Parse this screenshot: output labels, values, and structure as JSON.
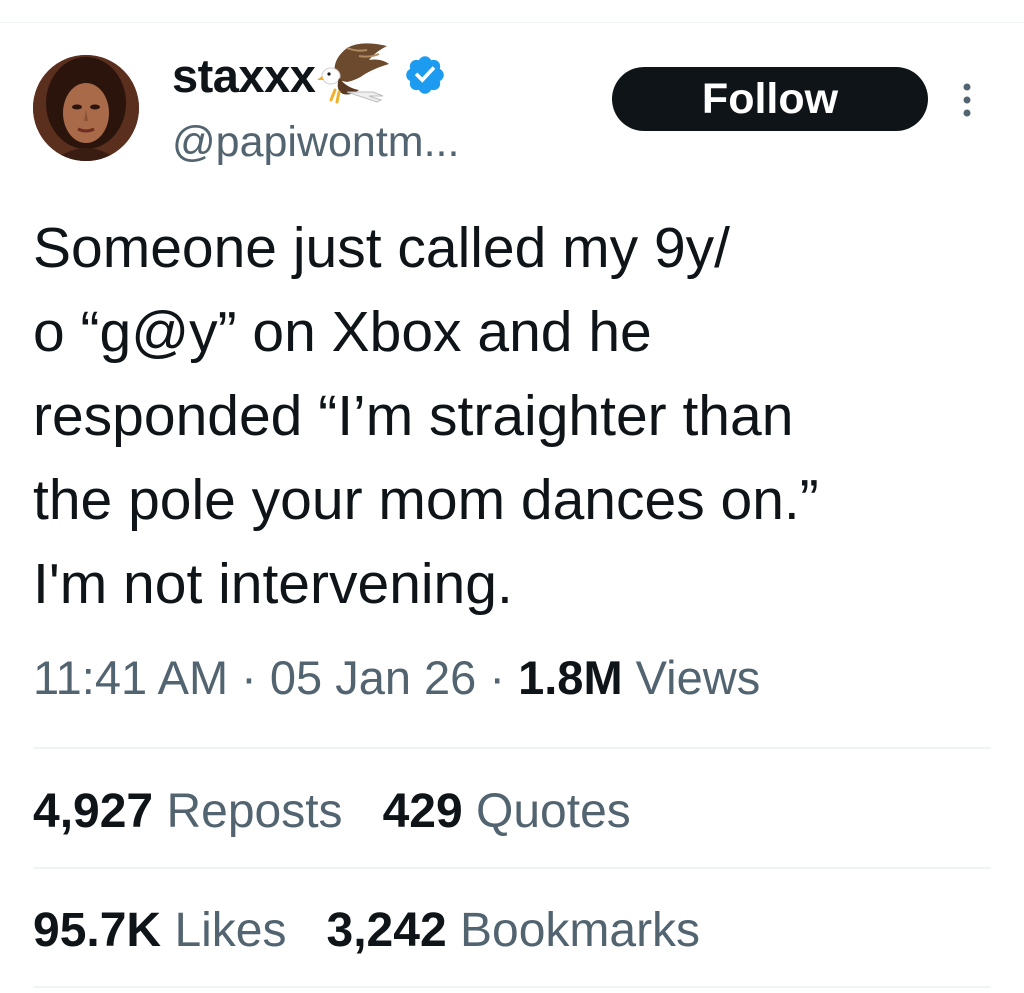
{
  "user": {
    "display_name": "staxxx",
    "name_emoji_icon": "eagle-icon",
    "verified_icon": "verified-badge-icon",
    "handle": "@papiwontm..."
  },
  "actions": {
    "follow_label": "Follow",
    "more_icon": "more-vertical-icon"
  },
  "tweet": {
    "text": "Someone just called my 9y/\no “g@y” on Xbox and he\nresponded “I’m straighter than\nthe pole your mom dances on.”\nI'm not intervening."
  },
  "meta": {
    "time": "11:41 AM",
    "separator": "·",
    "date": "05 Jan 26",
    "views_count": "1.8M",
    "views_label": "Views"
  },
  "stats": {
    "reposts_count": "4,927",
    "reposts_label": "Reposts",
    "quotes_count": "429",
    "quotes_label": "Quotes",
    "likes_count": "95.7K",
    "likes_label": "Likes",
    "bookmarks_count": "3,242",
    "bookmarks_label": "Bookmarks"
  },
  "colors": {
    "text_primary": "#0f1419",
    "text_secondary": "#536471",
    "verified_blue": "#1d9bf0",
    "follow_bg": "#0f1419",
    "divider": "#eff3f4"
  }
}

*Exercise task*. Without including the pictures, reproduce all entries exactly.

*The completed task*.
Parse this screenshot: output labels, values, and structure as JSON.
{
  "user": {
    "display_name": "staxxx",
    "name_emoji_icon": "eagle-icon",
    "verified_icon": "verified-badge-icon",
    "handle": "@papiwontm..."
  },
  "actions": {
    "follow_label": "Follow",
    "more_icon": "more-vertical-icon"
  },
  "tweet": {
    "text": "Someone just called my 9y/\no “g@y” on Xbox and he\nresponded “I’m straighter than\nthe pole your mom dances on.”\nI'm not intervening."
  },
  "meta": {
    "time": "11:41 AM",
    "separator": "·",
    "date": "05 Jan 26",
    "views_count": "1.8M",
    "views_label": "Views"
  },
  "stats": {
    "reposts_count": "4,927",
    "reposts_label": "Reposts",
    "quotes_count": "429",
    "quotes_label": "Quotes",
    "likes_count": "95.7K",
    "likes_label": "Likes",
    "bookmarks_count": "3,242",
    "bookmarks_label": "Bookmarks"
  },
  "colors": {
    "text_primary": "#0f1419",
    "text_secondary": "#536471",
    "verified_blue": "#1d9bf0",
    "follow_bg": "#0f1419",
    "divider": "#eff3f4"
  }
}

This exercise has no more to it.